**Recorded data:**
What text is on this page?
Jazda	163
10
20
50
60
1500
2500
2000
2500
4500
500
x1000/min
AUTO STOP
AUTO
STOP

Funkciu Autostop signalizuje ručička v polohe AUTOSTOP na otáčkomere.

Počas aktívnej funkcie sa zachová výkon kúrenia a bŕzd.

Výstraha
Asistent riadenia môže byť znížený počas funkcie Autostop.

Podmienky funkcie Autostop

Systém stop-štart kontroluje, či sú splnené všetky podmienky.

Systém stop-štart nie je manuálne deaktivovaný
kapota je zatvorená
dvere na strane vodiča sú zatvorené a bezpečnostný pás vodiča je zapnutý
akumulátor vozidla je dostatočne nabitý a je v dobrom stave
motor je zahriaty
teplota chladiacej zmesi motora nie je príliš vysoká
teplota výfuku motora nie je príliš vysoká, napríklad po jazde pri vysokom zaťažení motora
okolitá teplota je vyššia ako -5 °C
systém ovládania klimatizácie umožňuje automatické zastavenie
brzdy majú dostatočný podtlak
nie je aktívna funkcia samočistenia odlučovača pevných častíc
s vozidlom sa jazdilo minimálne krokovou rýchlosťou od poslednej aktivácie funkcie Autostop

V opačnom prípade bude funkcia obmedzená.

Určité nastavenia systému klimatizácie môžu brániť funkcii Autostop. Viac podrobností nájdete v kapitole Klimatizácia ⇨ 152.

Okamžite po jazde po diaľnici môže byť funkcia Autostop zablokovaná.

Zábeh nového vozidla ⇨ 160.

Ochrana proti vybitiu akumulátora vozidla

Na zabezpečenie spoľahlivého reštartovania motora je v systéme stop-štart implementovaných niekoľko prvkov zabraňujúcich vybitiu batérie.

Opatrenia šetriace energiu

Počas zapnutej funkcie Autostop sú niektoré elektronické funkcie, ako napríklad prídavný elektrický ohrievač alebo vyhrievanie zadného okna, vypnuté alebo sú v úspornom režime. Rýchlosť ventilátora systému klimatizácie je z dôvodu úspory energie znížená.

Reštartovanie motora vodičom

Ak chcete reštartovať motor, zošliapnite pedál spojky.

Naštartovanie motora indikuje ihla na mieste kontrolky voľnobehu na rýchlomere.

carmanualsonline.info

**Written task:** The listing above should be transcribed in full, exactly as written.

**The solution:**
What text is on this page?
Jazda	163
10
20
50
60
1500
2500
2000
2500
4500
500
x1000/min
AUTO STOP
AUTO
STOP

Funkciu Autostop signalizuje ručička v polohe AUTOSTOP na otáčkomere.

Počas aktívnej funkcie sa zachová výkon kúrenia a bŕzd.

Výstraha
Asistent riadenia môže byť znížený počas funkcie Autostop.

Podmienky funkcie Autostop

Systém stop-štart kontroluje, či sú splnené všetky podmienky.

Systém stop-štart nie je manuálne deaktivovaný
kapota je zatvorená
dvere na strane vodiča sú zatvorené a bezpečnostný pás vodiča je zapnutý
akumulátor vozidla je dostatočne nabitý a je v dobrom stave
motor je zahriaty
teplota chladiacej zmesi motora nie je príliš vysoká
teplota výfuku motora nie je príliš vysoká, napríklad po jazde pri vysokom zaťažení motora
okolitá teplota je vyššia ako -5 °C
systém ovládania klimatizácie umožňuje automatické zastavenie
brzdy majú dostatočný podtlak
nie je aktívna funkcia samočistenia odlučovača pevných častíc
s vozidlom sa jazdilo minimálne krokovou rýchlosťou od poslednej aktivácie funkcie Autostop

V opačnom prípade bude funkcia obmedzená.

Určité nastavenia systému klimatizácie môžu brániť funkcii Autostop. Viac podrobností nájdete v kapitole Klimatizácia ⇨ 152.

Okamžite po jazde po diaľnici môže byť funkcia Autostop zablokovaná.

Zábeh nového vozidla ⇨ 160.

Ochrana proti vybitiu akumulátora vozidla

Na zabezpečenie spoľahlivého reštartovania motora je v systéme stop-štart implementovaných niekoľko prvkov zabraňujúcich vybitiu batérie.

Opatrenia šetriace energiu

Počas zapnutej funkcie Autostop sú niektoré elektronické funkcie, ako napríklad prídavný elektrický ohrievač alebo vyhrievanie zadného okna, vypnuté alebo sú v úspornom režime. Rýchlosť ventilátora systému klimatizácie je z dôvodu úspory energie znížená.

Reštartovanie motora vodičom

Ak chcete reštartovať motor, zošliapnite pedál spojky.

Naštartovanie motora indikuje ihla na mieste kontrolky voľnobehu na rýchlomere.

carmanualsonline.info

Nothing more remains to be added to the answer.